[Required action]:
Word for word, and without a single picture, repeat the entries.

Start of Record extracts

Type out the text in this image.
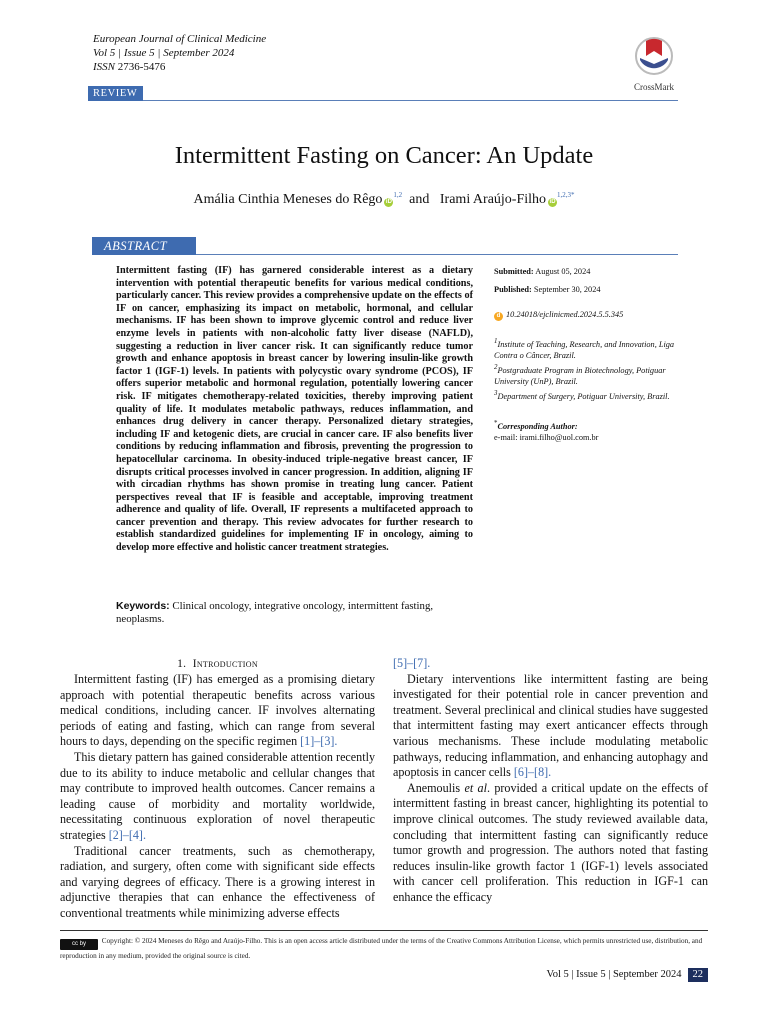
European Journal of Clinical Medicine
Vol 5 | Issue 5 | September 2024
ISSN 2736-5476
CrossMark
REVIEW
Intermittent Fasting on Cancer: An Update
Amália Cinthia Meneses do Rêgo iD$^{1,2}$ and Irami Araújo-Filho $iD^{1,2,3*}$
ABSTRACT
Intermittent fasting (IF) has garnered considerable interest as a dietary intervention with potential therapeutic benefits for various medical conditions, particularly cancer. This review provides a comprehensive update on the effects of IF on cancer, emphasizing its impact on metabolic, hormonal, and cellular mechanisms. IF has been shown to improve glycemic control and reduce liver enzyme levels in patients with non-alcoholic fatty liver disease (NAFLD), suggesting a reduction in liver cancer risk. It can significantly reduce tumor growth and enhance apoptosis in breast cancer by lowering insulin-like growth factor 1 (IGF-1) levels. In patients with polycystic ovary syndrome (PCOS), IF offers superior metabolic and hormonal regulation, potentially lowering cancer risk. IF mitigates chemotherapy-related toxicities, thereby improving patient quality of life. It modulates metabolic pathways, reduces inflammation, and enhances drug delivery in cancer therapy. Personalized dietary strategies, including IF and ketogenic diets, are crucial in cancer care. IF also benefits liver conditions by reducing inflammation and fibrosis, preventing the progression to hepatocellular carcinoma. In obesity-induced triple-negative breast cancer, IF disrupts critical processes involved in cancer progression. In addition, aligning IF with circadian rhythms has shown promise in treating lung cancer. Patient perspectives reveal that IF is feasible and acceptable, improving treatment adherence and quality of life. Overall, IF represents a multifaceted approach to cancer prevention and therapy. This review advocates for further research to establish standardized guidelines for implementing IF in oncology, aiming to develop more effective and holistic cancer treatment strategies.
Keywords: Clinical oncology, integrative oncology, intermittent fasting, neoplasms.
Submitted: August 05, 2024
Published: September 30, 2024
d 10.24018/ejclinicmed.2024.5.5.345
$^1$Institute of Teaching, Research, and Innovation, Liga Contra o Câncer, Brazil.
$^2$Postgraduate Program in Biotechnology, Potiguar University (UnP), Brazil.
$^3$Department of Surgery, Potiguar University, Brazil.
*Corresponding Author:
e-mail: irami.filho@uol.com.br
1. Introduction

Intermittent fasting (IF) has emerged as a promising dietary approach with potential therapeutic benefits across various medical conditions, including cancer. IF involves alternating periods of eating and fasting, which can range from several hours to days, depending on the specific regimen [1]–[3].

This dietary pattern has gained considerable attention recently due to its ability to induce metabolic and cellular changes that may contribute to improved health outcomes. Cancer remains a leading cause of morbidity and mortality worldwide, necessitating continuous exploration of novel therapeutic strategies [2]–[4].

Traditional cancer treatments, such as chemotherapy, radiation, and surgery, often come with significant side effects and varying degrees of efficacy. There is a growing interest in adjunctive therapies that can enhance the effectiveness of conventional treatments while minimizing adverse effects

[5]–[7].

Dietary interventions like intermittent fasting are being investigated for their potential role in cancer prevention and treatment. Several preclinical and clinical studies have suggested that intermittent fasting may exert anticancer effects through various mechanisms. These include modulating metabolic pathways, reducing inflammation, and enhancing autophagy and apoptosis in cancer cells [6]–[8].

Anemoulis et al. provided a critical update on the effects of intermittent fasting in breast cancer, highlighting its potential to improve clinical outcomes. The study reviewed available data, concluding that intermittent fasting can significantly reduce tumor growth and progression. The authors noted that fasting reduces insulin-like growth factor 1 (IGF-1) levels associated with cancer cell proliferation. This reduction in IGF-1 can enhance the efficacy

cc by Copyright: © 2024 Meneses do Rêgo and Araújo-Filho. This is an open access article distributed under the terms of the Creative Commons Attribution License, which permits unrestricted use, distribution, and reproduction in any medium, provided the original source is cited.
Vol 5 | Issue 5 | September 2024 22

End of Record extracts

[Your response]:
Type out the text in this image.
European Journal of Clinical Medicine
Vol 5 | Issue 5 | September 2024
ISSN 2736-5476
CrossMark
REVIEW
Intermittent Fasting on Cancer: An Update
Amália Cinthia Meneses do Rêgo iD$^{1,2}$ and Irami Araújo-Filho $iD^{1,2,3*}$
ABSTRACT
Intermittent fasting (IF) has garnered considerable interest as a dietary intervention with potential therapeutic benefits for various medical conditions, particularly cancer. This review provides a comprehensive update on the effects of IF on cancer, emphasizing its impact on metabolic, hormonal, and cellular mechanisms. IF has been shown to improve glycemic control and reduce liver enzyme levels in patients with non-alcoholic fatty liver disease (NAFLD), suggesting a reduction in liver cancer risk. It can significantly reduce tumor growth and enhance apoptosis in breast cancer by lowering insulin-like growth factor 1 (IGF-1) levels. In patients with polycystic ovary syndrome (PCOS), IF offers superior metabolic and hormonal regulation, potentially lowering cancer risk. IF mitigates chemotherapy-related toxicities, thereby improving patient quality of life. It modulates metabolic pathways, reduces inflammation, and enhances drug delivery in cancer therapy. Personalized dietary strategies, including IF and ketogenic diets, are crucial in cancer care. IF also benefits liver conditions by reducing inflammation and fibrosis, preventing the progression to hepatocellular carcinoma. In obesity-induced triple-negative breast cancer, IF disrupts critical processes involved in cancer progression. In addition, aligning IF with circadian rhythms has shown promise in treating lung cancer. Patient perspectives reveal that IF is feasible and acceptable, improving treatment adherence and quality of life. Overall, IF represents a multifaceted approach to cancer prevention and therapy. This review advocates for further research to establish standardized guidelines for implementing IF in oncology, aiming to develop more effective and holistic cancer treatment strategies.
Keywords: Clinical oncology, integrative oncology, intermittent fasting, neoplasms.
Submitted: August 05, 2024
Published: September 30, 2024
d 10.24018/ejclinicmed.2024.5.5.345
$^1$Institute of Teaching, Research, and Innovation, Liga Contra o Câncer, Brazil.
$^2$Postgraduate Program in Biotechnology, Potiguar University (UnP), Brazil.
$^3$Department of Surgery, Potiguar University, Brazil.
*Corresponding Author:
e-mail: irami.filho@uol.com.br
1. Introduction

Intermittent fasting (IF) has emerged as a promising dietary approach with potential therapeutic benefits across various medical conditions, including cancer. IF involves alternating periods of eating and fasting, which can range from several hours to days, depending on the specific regimen [1]–[3].

This dietary pattern has gained considerable attention recently due to its ability to induce metabolic and cellular changes that may contribute to improved health outcomes. Cancer remains a leading cause of morbidity and mortality worldwide, necessitating continuous exploration of novel therapeutic strategies [2]–[4].

Traditional cancer treatments, such as chemotherapy, radiation, and surgery, often come with significant side effects and varying degrees of efficacy. There is a growing interest in adjunctive therapies that can enhance the effectiveness of conventional treatments while minimizing adverse effects

[5]–[7].

Dietary interventions like intermittent fasting are being investigated for their potential role in cancer prevention and treatment. Several preclinical and clinical studies have suggested that intermittent fasting may exert anticancer effects through various mechanisms. These include modulating metabolic pathways, reducing inflammation, and enhancing autophagy and apoptosis in cancer cells [6]–[8].

Anemoulis et al. provided a critical update on the effects of intermittent fasting in breast cancer, highlighting its potential to improve clinical outcomes. The study reviewed available data, concluding that intermittent fasting can significantly reduce tumor growth and progression. The authors noted that fasting reduces insulin-like growth factor 1 (IGF-1) levels associated with cancer cell proliferation. This reduction in IGF-1 can enhance the efficacy

cc by Copyright: © 2024 Meneses do Rêgo and Araújo-Filho. This is an open access article distributed under the terms of the Creative Commons Attribution License, which permits unrestricted use, distribution, and reproduction in any medium, provided the original source is cited.
Vol 5 | Issue 5 | September 2024 22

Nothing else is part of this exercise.